(Dataset records)
----------

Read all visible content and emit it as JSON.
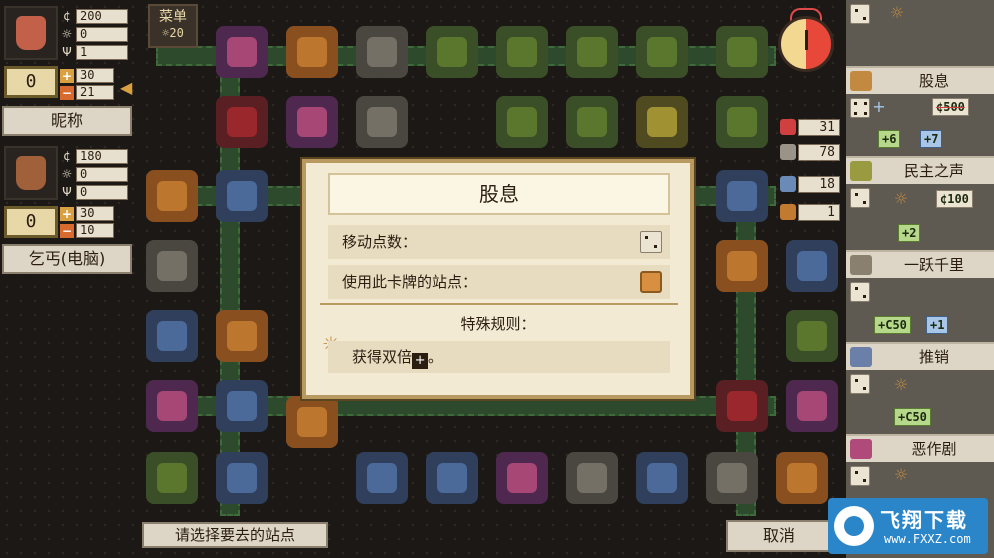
{
  "menu": {
    "label": "菜单",
    "count": "20"
  },
  "players": [
    {
      "money": "200",
      "stat2": "0",
      "stat3": "1",
      "score": "0",
      "plus": "30",
      "minus": "21",
      "name": "昵称"
    },
    {
      "money": "180",
      "stat2": "0",
      "stat3": "0",
      "score": "0",
      "plus": "30",
      "minus": "10",
      "name": "乞丐(电脑)"
    }
  ],
  "counters": [
    "31",
    "78",
    "18",
    "1"
  ],
  "cards": [
    {
      "name": "股息"
    },
    {
      "price": "500",
      "chip1": "+6",
      "chip2": "+7",
      "name": "民主之声"
    },
    {
      "price": "100",
      "chip1": "+2",
      "name": "一跃千里"
    },
    {
      "chip1": "+C50",
      "chip2": "+1",
      "name": "推销"
    },
    {
      "chip1": "+C50",
      "name": "恶作剧"
    }
  ],
  "dialog": {
    "title": "股息",
    "row1": "移动点数：",
    "row2": "使用此卡牌的站点：",
    "section": "特殊规则：",
    "rule": "获得双倍",
    "rule_suffix": "。"
  },
  "hint": "请选择要去的站点",
  "cancel": "取消",
  "watermark": {
    "title": "飞翔下载",
    "url": "www.FXXZ.com"
  },
  "colors": {
    "panel": "#f3ead4",
    "accent": "#c28a40",
    "board_bg": "#1c1815"
  }
}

----------

What this task involves:
Output each line exactly; omit every picture.

Full solution:
Read all visible content and emit it as JSON.
{
  "menu": {
    "label": "菜单",
    "count": "20"
  },
  "players": [
    {
      "money": "200",
      "stat2": "0",
      "stat3": "1",
      "score": "0",
      "plus": "30",
      "minus": "21",
      "name": "昵称"
    },
    {
      "money": "180",
      "stat2": "0",
      "stat3": "0",
      "score": "0",
      "plus": "30",
      "minus": "10",
      "name": "乞丐(电脑)"
    }
  ],
  "counters": [
    "31",
    "78",
    "18",
    "1"
  ],
  "cards": [
    {
      "name": "股息"
    },
    {
      "price": "500",
      "chip1": "+6",
      "chip2": "+7",
      "name": "民主之声"
    },
    {
      "price": "100",
      "chip1": "+2",
      "name": "一跃千里"
    },
    {
      "chip1": "+C50",
      "chip2": "+1",
      "name": "推销"
    },
    {
      "chip1": "+C50",
      "name": "恶作剧"
    }
  ],
  "dialog": {
    "title": "股息",
    "row1": "移动点数：",
    "row2": "使用此卡牌的站点：",
    "section": "特殊规则：",
    "rule": "获得双倍",
    "rule_suffix": "。"
  },
  "hint": "请选择要去的站点",
  "cancel": "取消",
  "watermark": {
    "title": "飞翔下载",
    "url": "www.FXXZ.com"
  },
  "colors": {
    "panel": "#f3ead4",
    "accent": "#c28a40",
    "board_bg": "#1c1815"
  }
}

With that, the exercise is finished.